* [What needs to be done]
Say how many lines contain "title"; the answer is the number alone.

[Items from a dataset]
┄┄┄┄┄┄┄┄┄┄

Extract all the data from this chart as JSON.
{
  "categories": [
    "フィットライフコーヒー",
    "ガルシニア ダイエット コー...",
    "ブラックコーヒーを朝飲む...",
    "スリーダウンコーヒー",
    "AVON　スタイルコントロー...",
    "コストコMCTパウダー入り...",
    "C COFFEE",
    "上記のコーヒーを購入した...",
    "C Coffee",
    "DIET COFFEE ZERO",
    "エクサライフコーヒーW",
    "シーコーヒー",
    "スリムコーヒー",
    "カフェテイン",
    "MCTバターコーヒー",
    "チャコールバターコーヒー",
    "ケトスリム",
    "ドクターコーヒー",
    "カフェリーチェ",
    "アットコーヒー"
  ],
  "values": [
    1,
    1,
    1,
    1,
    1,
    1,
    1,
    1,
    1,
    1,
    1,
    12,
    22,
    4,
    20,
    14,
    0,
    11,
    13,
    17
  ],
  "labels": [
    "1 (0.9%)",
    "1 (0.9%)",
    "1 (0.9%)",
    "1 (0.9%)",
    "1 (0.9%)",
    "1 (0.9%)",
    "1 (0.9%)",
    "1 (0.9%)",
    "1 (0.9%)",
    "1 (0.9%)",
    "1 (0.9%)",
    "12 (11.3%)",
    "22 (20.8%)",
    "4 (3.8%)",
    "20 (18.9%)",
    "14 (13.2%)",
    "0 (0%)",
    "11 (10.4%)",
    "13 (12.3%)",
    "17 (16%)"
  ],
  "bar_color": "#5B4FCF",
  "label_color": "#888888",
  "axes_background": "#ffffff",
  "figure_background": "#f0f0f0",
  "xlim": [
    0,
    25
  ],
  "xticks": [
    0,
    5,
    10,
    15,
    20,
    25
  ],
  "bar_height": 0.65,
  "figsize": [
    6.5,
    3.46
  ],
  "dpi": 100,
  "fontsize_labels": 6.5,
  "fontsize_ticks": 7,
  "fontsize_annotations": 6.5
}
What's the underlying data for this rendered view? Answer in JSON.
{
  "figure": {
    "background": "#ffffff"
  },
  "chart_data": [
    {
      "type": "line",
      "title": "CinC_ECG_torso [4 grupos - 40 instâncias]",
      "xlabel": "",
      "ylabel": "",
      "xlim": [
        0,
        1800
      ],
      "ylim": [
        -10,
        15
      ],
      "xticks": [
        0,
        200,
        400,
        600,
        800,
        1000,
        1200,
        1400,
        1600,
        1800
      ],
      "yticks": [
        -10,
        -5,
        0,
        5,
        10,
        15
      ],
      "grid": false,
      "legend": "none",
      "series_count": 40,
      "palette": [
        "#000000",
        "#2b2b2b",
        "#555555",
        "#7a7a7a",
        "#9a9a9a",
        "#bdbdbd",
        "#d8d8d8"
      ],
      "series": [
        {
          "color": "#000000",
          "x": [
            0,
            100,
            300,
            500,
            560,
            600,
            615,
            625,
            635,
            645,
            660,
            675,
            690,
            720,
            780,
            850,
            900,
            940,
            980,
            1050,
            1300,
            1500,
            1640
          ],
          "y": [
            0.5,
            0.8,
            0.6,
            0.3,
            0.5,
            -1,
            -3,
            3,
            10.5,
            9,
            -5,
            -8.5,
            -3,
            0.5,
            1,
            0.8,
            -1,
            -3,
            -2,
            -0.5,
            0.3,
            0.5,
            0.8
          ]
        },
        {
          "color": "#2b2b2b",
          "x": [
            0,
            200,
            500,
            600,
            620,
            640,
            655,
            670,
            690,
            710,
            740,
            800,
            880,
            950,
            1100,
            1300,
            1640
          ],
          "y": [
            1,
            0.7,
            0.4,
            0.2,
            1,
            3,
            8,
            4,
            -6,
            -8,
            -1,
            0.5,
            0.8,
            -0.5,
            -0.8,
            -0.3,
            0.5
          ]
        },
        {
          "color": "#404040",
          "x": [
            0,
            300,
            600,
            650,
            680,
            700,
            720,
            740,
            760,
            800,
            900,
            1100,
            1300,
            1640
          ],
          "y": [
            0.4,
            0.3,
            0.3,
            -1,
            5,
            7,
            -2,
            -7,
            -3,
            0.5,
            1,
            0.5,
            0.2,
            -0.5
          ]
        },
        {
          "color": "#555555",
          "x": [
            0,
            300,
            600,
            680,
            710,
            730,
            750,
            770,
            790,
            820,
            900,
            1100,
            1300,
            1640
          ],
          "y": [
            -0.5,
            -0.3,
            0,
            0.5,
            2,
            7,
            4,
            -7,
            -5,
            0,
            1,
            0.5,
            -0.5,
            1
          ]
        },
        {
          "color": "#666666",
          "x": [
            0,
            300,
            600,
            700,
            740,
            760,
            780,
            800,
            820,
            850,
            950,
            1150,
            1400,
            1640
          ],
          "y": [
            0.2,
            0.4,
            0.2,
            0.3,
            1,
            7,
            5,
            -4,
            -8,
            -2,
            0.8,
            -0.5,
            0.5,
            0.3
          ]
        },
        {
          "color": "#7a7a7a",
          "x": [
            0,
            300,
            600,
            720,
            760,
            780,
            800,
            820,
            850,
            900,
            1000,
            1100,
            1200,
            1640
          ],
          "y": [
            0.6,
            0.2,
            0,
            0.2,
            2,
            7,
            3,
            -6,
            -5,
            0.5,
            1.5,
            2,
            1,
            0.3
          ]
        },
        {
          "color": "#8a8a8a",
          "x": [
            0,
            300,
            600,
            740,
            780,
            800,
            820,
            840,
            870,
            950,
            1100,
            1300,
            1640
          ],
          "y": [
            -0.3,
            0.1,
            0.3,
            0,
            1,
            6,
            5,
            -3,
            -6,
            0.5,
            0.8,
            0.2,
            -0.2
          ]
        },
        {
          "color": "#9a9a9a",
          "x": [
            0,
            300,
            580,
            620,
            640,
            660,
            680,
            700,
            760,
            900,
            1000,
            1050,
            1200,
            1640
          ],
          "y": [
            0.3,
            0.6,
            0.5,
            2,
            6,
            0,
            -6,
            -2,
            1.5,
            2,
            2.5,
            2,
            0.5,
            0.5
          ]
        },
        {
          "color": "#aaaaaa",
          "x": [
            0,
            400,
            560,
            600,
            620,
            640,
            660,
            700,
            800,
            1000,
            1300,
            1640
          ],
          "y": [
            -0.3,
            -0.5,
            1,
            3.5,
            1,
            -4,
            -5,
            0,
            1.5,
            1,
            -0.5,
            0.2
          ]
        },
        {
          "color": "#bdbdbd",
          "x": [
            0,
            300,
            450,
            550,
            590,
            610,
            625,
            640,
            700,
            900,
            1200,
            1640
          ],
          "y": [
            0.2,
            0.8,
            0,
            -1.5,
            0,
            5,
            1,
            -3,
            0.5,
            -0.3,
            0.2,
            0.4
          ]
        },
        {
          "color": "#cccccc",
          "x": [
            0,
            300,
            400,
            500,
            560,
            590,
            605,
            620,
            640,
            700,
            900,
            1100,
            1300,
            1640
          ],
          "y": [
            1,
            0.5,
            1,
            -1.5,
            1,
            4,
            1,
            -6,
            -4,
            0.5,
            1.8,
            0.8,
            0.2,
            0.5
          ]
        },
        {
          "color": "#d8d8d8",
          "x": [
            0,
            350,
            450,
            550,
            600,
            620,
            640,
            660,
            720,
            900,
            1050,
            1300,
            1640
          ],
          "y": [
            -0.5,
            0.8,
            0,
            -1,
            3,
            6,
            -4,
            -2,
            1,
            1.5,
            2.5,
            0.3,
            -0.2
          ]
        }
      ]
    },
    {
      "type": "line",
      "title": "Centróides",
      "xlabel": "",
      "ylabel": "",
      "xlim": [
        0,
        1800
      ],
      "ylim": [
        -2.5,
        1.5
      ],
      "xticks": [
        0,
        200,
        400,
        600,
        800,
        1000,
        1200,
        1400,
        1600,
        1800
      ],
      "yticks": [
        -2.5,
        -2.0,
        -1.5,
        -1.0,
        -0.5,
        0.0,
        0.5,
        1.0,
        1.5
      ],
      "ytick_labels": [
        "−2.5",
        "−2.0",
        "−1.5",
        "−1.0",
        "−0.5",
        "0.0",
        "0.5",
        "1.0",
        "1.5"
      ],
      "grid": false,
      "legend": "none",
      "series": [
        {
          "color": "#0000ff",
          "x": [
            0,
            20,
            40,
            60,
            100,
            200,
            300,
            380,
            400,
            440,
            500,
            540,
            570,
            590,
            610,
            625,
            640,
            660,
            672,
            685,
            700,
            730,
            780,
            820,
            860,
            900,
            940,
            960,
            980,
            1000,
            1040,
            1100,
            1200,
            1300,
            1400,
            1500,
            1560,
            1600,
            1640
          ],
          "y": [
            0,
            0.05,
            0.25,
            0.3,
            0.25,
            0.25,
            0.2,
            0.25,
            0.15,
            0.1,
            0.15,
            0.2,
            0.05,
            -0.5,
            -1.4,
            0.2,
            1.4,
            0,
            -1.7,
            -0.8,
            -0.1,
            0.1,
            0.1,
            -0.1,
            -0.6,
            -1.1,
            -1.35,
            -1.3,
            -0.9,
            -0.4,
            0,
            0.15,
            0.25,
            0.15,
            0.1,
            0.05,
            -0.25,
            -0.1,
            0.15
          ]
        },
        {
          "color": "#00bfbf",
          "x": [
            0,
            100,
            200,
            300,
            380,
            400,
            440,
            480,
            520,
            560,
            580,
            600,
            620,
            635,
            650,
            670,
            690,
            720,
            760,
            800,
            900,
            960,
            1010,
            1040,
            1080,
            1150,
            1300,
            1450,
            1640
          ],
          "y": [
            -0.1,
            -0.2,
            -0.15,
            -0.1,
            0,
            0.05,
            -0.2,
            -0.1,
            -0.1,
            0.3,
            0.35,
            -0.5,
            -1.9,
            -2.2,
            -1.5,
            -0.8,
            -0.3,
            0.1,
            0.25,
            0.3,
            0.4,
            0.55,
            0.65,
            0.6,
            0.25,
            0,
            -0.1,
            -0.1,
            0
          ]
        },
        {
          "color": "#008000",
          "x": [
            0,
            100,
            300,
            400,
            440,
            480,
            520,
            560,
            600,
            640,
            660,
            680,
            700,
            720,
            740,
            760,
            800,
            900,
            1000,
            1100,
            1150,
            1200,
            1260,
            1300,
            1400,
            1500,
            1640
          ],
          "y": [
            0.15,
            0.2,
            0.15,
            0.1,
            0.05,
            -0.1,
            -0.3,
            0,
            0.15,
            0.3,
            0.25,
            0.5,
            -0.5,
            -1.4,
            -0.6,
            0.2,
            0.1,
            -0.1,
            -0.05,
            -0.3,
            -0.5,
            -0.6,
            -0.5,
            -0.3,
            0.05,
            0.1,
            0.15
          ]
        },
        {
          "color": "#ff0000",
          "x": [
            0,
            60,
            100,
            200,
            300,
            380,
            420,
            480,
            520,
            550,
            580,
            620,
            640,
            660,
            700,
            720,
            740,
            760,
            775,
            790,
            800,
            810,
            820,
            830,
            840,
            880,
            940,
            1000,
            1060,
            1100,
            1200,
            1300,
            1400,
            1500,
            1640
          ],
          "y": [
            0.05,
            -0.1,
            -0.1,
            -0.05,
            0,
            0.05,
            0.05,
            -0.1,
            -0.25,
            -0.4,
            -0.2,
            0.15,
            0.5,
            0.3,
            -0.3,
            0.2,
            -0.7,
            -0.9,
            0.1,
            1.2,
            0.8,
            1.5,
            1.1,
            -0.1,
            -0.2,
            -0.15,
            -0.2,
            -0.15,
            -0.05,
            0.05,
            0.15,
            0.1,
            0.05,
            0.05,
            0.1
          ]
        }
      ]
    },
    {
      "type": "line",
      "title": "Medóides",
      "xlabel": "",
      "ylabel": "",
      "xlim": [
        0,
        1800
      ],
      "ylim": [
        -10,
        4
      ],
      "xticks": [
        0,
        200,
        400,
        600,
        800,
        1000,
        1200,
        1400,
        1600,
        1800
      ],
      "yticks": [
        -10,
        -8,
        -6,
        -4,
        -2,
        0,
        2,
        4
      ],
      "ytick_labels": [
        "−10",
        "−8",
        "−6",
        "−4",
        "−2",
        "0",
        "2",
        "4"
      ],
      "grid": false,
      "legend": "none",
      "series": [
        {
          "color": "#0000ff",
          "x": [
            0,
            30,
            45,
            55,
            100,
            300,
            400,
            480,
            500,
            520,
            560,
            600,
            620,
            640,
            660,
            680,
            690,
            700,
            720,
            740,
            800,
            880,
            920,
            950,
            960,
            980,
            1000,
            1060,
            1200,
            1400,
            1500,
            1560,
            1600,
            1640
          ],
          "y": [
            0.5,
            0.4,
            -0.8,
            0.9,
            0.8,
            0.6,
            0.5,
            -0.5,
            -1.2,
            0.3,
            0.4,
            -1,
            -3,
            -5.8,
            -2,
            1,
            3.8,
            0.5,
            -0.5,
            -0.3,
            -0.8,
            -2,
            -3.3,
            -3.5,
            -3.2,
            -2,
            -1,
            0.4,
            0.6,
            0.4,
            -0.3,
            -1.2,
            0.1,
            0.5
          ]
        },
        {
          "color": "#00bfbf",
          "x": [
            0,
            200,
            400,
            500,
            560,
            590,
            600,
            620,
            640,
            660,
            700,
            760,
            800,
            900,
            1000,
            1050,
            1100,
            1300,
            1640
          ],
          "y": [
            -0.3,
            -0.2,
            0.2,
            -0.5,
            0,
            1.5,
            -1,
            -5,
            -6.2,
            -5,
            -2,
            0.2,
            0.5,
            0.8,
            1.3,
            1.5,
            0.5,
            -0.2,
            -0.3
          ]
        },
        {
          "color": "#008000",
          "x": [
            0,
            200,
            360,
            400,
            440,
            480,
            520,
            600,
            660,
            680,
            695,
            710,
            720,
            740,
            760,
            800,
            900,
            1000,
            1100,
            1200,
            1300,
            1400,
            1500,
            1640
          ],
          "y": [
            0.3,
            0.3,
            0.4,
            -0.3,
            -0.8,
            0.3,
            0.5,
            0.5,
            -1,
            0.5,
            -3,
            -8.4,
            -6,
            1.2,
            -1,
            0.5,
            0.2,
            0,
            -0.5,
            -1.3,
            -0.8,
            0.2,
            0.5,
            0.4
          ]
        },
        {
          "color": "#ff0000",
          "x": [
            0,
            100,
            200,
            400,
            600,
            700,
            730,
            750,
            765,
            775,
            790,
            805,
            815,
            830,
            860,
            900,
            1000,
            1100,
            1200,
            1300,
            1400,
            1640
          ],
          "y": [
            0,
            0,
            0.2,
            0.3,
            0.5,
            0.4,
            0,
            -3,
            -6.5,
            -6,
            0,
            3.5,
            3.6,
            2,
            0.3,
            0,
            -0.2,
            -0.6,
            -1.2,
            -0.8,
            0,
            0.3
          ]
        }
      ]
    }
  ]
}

┄┄┄┄┄┄┄┄┄┄

* [Result for this task]
3